_Your goal_
Give back all the rows below without changing a thing, but leave out the pictures.

_Raw records_
• • • •

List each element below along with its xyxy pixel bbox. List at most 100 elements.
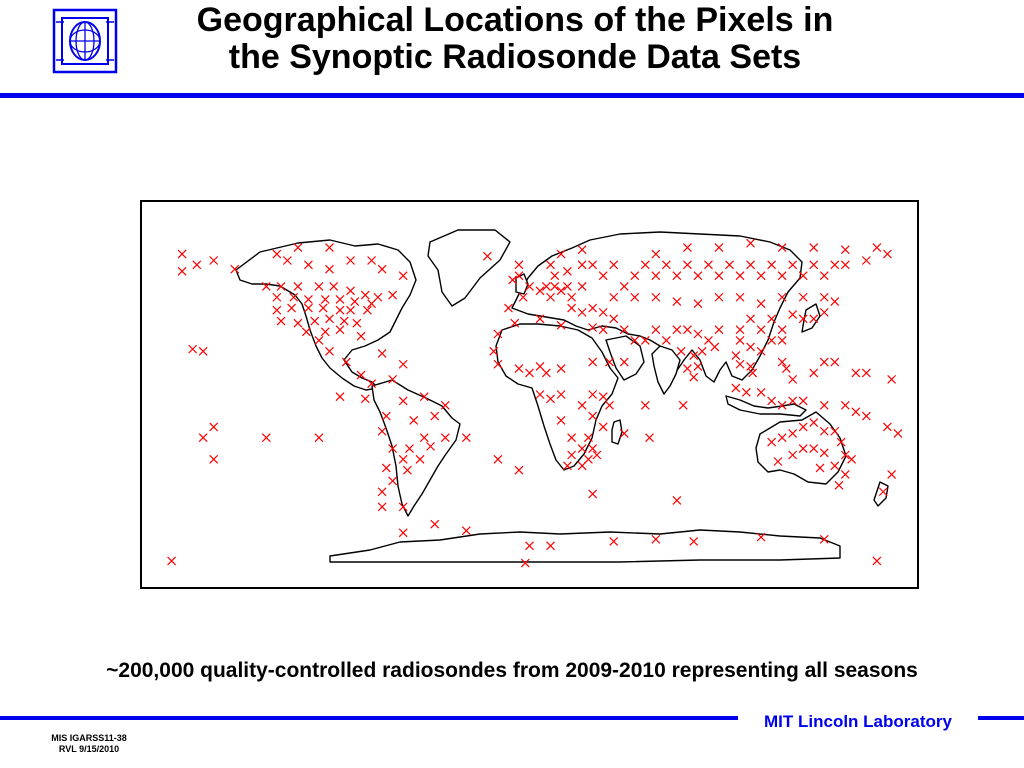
station-marker: [405, 444, 414, 453]
station-marker: [525, 541, 534, 551]
station-marker: [198, 346, 208, 356]
station-marker: [777, 336, 787, 345]
station-marker: [546, 541, 555, 551]
station-marker: [830, 297, 840, 306]
station-marker: [493, 454, 503, 464]
station-marker: [588, 260, 598, 270]
footer-divider-right: [978, 716, 1024, 720]
station-marker: [556, 320, 566, 330]
station-marker: [887, 470, 897, 479]
station-marker: [320, 294, 330, 304]
station-marker: [777, 357, 787, 367]
station-marker: [714, 292, 724, 302]
station-marker: [809, 260, 819, 270]
station-marker: [725, 260, 734, 270]
station-marker: [430, 519, 440, 529]
station-marker: [514, 271, 524, 281]
station-marker: [209, 454, 219, 464]
station-marker: [514, 364, 524, 373]
station-marker: [777, 433, 787, 443]
station-marker: [398, 502, 408, 512]
station-marker: [325, 264, 334, 274]
station-marker: [346, 305, 355, 315]
station-marker: [630, 292, 640, 302]
station-marker: [788, 374, 798, 384]
station-marker: [377, 264, 387, 274]
station-marker: [640, 260, 650, 270]
station-marker: [676, 346, 686, 356]
station-marker: [367, 256, 377, 265]
station-marker: [335, 325, 345, 335]
station-marker: [209, 422, 219, 432]
station-marker: [419, 392, 429, 402]
station-marker: [746, 260, 755, 270]
station-marker: [645, 433, 654, 443]
station-marker: [756, 271, 766, 281]
station-marker: [689, 372, 699, 382]
station-marker: [830, 357, 840, 367]
station-marker: [830, 260, 840, 270]
station-marker: [609, 260, 619, 270]
station-marker: [440, 433, 450, 443]
station-marker: [672, 325, 682, 335]
station-marker: [562, 461, 572, 471]
station-marker: [541, 282, 551, 291]
station-marker: [282, 256, 292, 265]
station-marker: [588, 357, 598, 367]
station-marker: [819, 448, 829, 458]
south-america: [371, 379, 461, 517]
station-marker: [819, 292, 829, 302]
station-marker: [388, 290, 398, 300]
station-marker: [318, 303, 328, 313]
indonesia: [725, 395, 807, 417]
station-marker: [577, 461, 587, 471]
station-marker: [335, 392, 345, 402]
station-marker: [293, 282, 303, 291]
station-marker: [304, 303, 313, 313]
station-marker: [872, 556, 882, 566]
station-marker: [878, 487, 888, 497]
station-marker: [398, 271, 408, 281]
station-marker: [556, 249, 566, 259]
station-marker: [682, 260, 692, 270]
station-marker: [546, 394, 555, 404]
station-marker: [777, 292, 787, 302]
station-marker: [746, 361, 755, 371]
station-marker: [819, 400, 829, 410]
station-marker: [735, 292, 745, 302]
station-marker: [798, 396, 808, 406]
station-marker: [550, 282, 560, 291]
station-marker: [314, 433, 324, 443]
slide-ref-date: RVL 9/15/2010: [58, 744, 120, 754]
station-marker: [598, 422, 608, 432]
station-marker: [367, 299, 377, 309]
station-marker: [809, 314, 819, 324]
station-marker: [598, 392, 608, 402]
station-marker: [788, 260, 798, 270]
station-marker: [588, 390, 598, 399]
station-marker: [198, 433, 208, 443]
station-marker: [609, 292, 619, 302]
station-marker: [834, 480, 844, 490]
station-marker: [756, 325, 766, 335]
caption: ~200,000 quality-controlled radiosondes …: [106, 659, 918, 682]
station-marker: [525, 282, 534, 291]
station-marker: [651, 292, 661, 302]
station-marker: [630, 271, 640, 281]
station-marker: [325, 314, 334, 324]
station-marker: [756, 387, 766, 397]
station-marker: [767, 396, 777, 406]
station-marker: [840, 260, 850, 270]
station-marker: [556, 416, 566, 425]
station-marker: [609, 314, 619, 324]
station-marker: [640, 400, 650, 410]
station-marker: [360, 290, 370, 300]
mit-ll-logo-icon: [52, 8, 118, 74]
station-marker: [798, 422, 808, 432]
station-marker: [651, 325, 661, 335]
station-marker: [746, 342, 755, 352]
station-marker: [741, 387, 751, 397]
station-marker: [493, 359, 503, 369]
station-marker: [419, 433, 429, 443]
station-marker: [388, 476, 398, 486]
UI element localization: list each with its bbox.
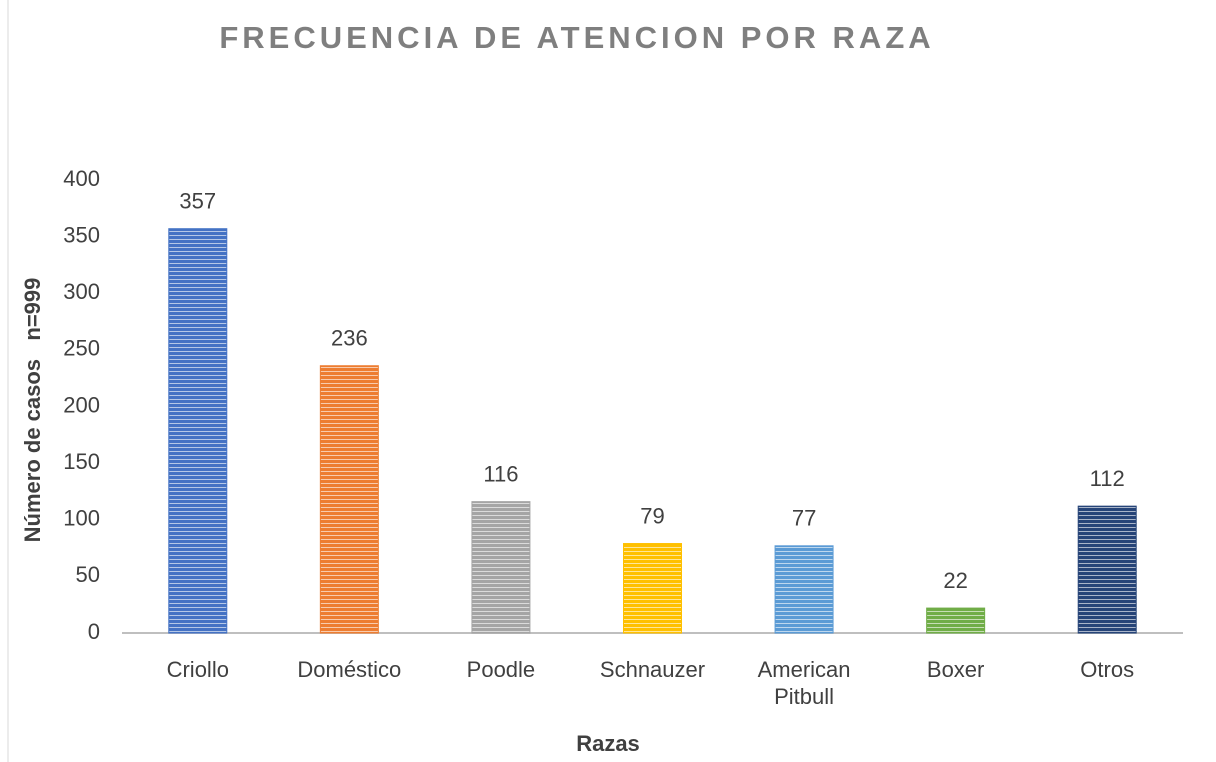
y-tick-label: 400: [63, 166, 100, 191]
x-axis-label: Razas: [576, 731, 640, 756]
bar: [926, 607, 986, 634]
y-tick-label: 0: [88, 619, 100, 644]
y-axis-label: Número de casos n=999: [20, 278, 45, 543]
bar: [471, 501, 531, 634]
x-tick-label: American Pitbull: [757, 657, 851, 709]
bar: [774, 545, 834, 634]
x-tick-label: Boxer: [926, 657, 985, 682]
x-tick-label: Otros: [1080, 657, 1135, 682]
x-tick-label: Schnauzer: [599, 657, 706, 682]
x-tick-label: Criollo: [166, 657, 229, 682]
x-tick-label: Doméstico: [297, 657, 402, 682]
x-tick-label: Poodle: [466, 657, 536, 682]
y-tick-label: 350: [63, 222, 100, 247]
bar: [168, 228, 228, 634]
y-tick-label: 200: [63, 392, 100, 417]
data-label: 116: [483, 461, 518, 486]
data-label: 22: [943, 568, 967, 593]
y-tick-label: 300: [63, 279, 100, 304]
data-label: 357: [179, 189, 216, 214]
data-label: 79: [640, 503, 664, 528]
y-tick-label: 150: [63, 449, 100, 474]
y-tick-label: 50: [76, 562, 100, 587]
bar: [623, 543, 682, 634]
y-tick-label: 100: [63, 506, 100, 531]
y-tick-label: 250: [63, 336, 100, 361]
data-label: 112: [1090, 466, 1125, 491]
data-label: 77: [792, 506, 816, 531]
chart-title: FRECUENCIA DE ATENCION POR RAZA: [219, 20, 934, 55]
bar: [1077, 505, 1137, 634]
data-label: 236: [331, 326, 368, 351]
bar: [319, 365, 379, 634]
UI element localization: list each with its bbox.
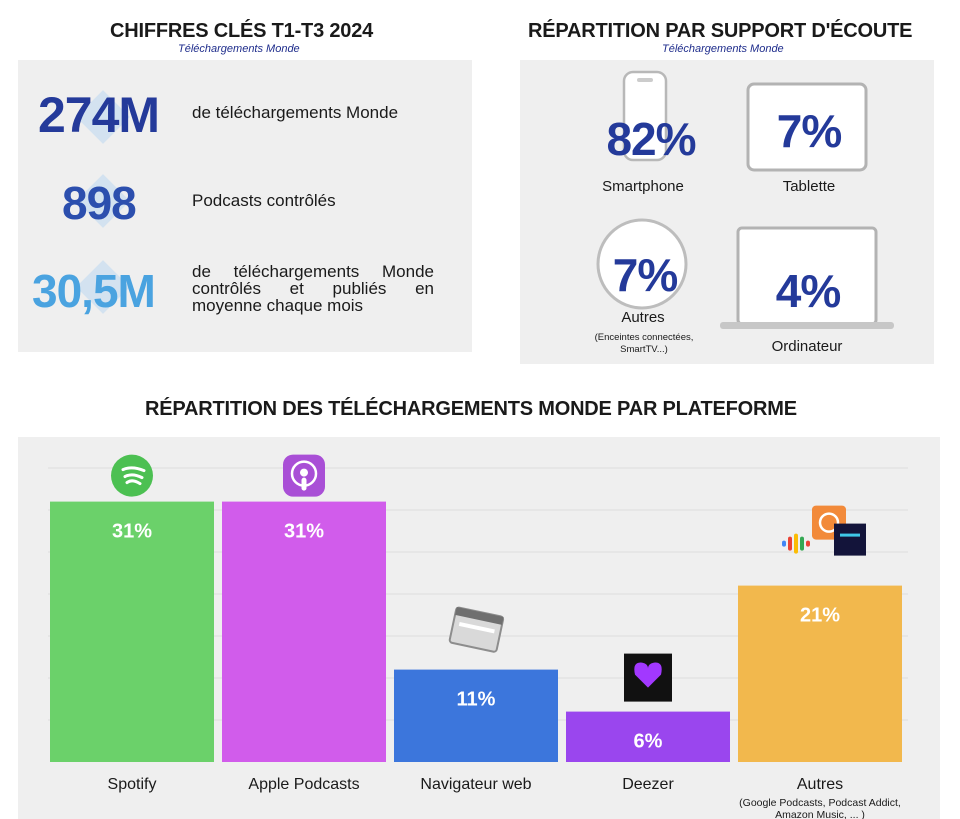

• • • •

_Exercise result_
List each element below along with its xyxy pixel bbox. List at most 100 elements.
station-marker: [405, 444, 414, 453]
station-marker: [525, 541, 534, 551]
station-marker: [198, 346, 208, 356]
station-marker: [777, 336, 787, 345]
station-marker: [546, 541, 555, 551]
station-marker: [830, 297, 840, 306]
station-marker: [493, 454, 503, 464]
station-marker: [588, 260, 598, 270]
footer-divider-right: [978, 716, 1024, 720]
station-marker: [556, 320, 566, 330]
station-marker: [887, 470, 897, 479]
station-marker: [320, 294, 330, 304]
station-marker: [777, 357, 787, 367]
station-marker: [714, 292, 724, 302]
station-marker: [809, 260, 819, 270]
station-marker: [725, 260, 734, 270]
station-marker: [430, 519, 440, 529]
station-marker: [514, 271, 524, 281]
station-marker: [209, 454, 219, 464]
station-marker: [514, 364, 524, 373]
station-marker: [777, 433, 787, 443]
station-marker: [398, 502, 408, 512]
station-marker: [325, 264, 334, 274]
station-marker: [346, 305, 355, 315]
station-marker: [630, 292, 640, 302]
station-marker: [788, 374, 798, 384]
station-marker: [377, 264, 387, 274]
station-marker: [640, 260, 650, 270]
station-marker: [676, 346, 686, 356]
station-marker: [367, 256, 377, 265]
station-marker: [335, 325, 345, 335]
station-marker: [209, 422, 219, 432]
station-marker: [419, 392, 429, 402]
station-marker: [746, 260, 755, 270]
station-marker: [645, 433, 654, 443]
station-marker: [756, 271, 766, 281]
station-marker: [689, 372, 699, 382]
station-marker: [830, 357, 840, 367]
station-marker: [830, 260, 840, 270]
station-marker: [609, 260, 619, 270]
station-marker: [440, 433, 450, 443]
station-marker: [672, 325, 682, 335]
station-marker: [562, 461, 572, 471]
station-marker: [541, 282, 551, 291]
station-marker: [282, 256, 292, 265]
station-marker: [588, 357, 598, 367]
station-marker: [819, 448, 829, 458]
south-america: [371, 379, 461, 517]
station-marker: [819, 292, 829, 302]
station-marker: [388, 290, 398, 300]
station-marker: [318, 303, 328, 313]
indonesia: [725, 395, 807, 417]
station-marker: [577, 461, 587, 471]
station-marker: [335, 392, 345, 402]
station-marker: [293, 282, 303, 291]
station-marker: [304, 303, 313, 313]
station-marker: [872, 556, 882, 566]
station-marker: [878, 487, 888, 497]
station-marker: [398, 271, 408, 281]
station-marker: [556, 249, 566, 259]
station-marker: [682, 260, 692, 270]
station-marker: [546, 394, 555, 404]
station-marker: [777, 292, 787, 302]
station-marker: [746, 361, 755, 371]
station-marker: [819, 400, 829, 410]
station-marker: [735, 292, 745, 302]
station-marker: [798, 396, 808, 406]
station-marker: [550, 282, 560, 291]
station-marker: [314, 433, 324, 443]
slide-ref-date: RVL 9/15/2010: [58, 744, 120, 754]
station-marker: [598, 422, 608, 432]
station-marker: [367, 299, 377, 309]
station-marker: [809, 314, 819, 324]
station-marker: [598, 392, 608, 402]
station-marker: [788, 260, 798, 270]
station-marker: [588, 390, 598, 399]
station-marker: [198, 433, 208, 443]
station-marker: [609, 292, 619, 302]
station-marker: [834, 480, 844, 490]
station-marker: [756, 325, 766, 335]
caption: ~200,000 quality-controlled radiosondes …: [106, 659, 918, 682]
station-marker: [525, 282, 534, 291]
station-marker: [651, 292, 661, 302]
station-marker: [630, 271, 640, 281]
station-marker: [325, 314, 334, 324]
station-marker: [756, 387, 766, 397]
station-marker: [767, 396, 777, 406]
station-marker: [840, 260, 850, 270]
station-marker: [556, 416, 566, 425]
station-marker: [609, 314, 619, 324]
station-marker: [640, 400, 650, 410]
station-marker: [360, 290, 370, 300]
mit-ll-logo-icon: [52, 8, 118, 74]
station-marker: [798, 422, 808, 432]
station-marker: [651, 325, 661, 335]
station-marker: [746, 342, 755, 352]
station-marker: [741, 387, 751, 397]
station-marker: [493, 359, 503, 369]
station-marker: [419, 433, 429, 443]
station-marker: [388, 476, 398, 486]
UI element localization: list each with its bbox.
y-tick-label: 400: [63, 166, 100, 191]
x-axis-label: Razas: [576, 731, 640, 756]
bar: [926, 607, 986, 634]
y-tick-label: 0: [88, 619, 100, 644]
y-axis-label: Número de casos n=999: [20, 278, 45, 543]
bar: [471, 501, 531, 634]
x-tick-label: American Pitbull: [757, 657, 851, 709]
bar: [774, 545, 834, 634]
x-tick-label: Boxer: [926, 657, 985, 682]
x-tick-label: Otros: [1080, 657, 1135, 682]
x-tick-label: Schnauzer: [599, 657, 706, 682]
x-tick-label: Criollo: [166, 657, 229, 682]
x-tick-label: Doméstico: [297, 657, 402, 682]
x-tick-label: Poodle: [466, 657, 536, 682]
y-tick-label: 350: [63, 222, 100, 247]
bar: [168, 228, 228, 634]
y-tick-label: 200: [63, 392, 100, 417]
data-label: 116: [483, 461, 518, 486]
data-label: 22: [943, 568, 967, 593]
y-tick-label: 300: [63, 279, 100, 304]
data-label: 357: [179, 189, 216, 214]
data-label: 79: [640, 503, 664, 528]
y-tick-label: 150: [63, 449, 100, 474]
y-tick-label: 50: [76, 562, 100, 587]
bar: [623, 543, 682, 634]
y-tick-label: 100: [63, 506, 100, 531]
y-tick-label: 250: [63, 336, 100, 361]
data-label: 112: [1090, 466, 1125, 491]
data-label: 77: [792, 506, 816, 531]
chart-title: FRECUENCIA DE ATENCION POR RAZA: [219, 20, 934, 55]
bar: [1077, 505, 1137, 634]
data-label: 236: [331, 326, 368, 351]
bar: [319, 365, 379, 634]
UI element localization: list each with its bbox.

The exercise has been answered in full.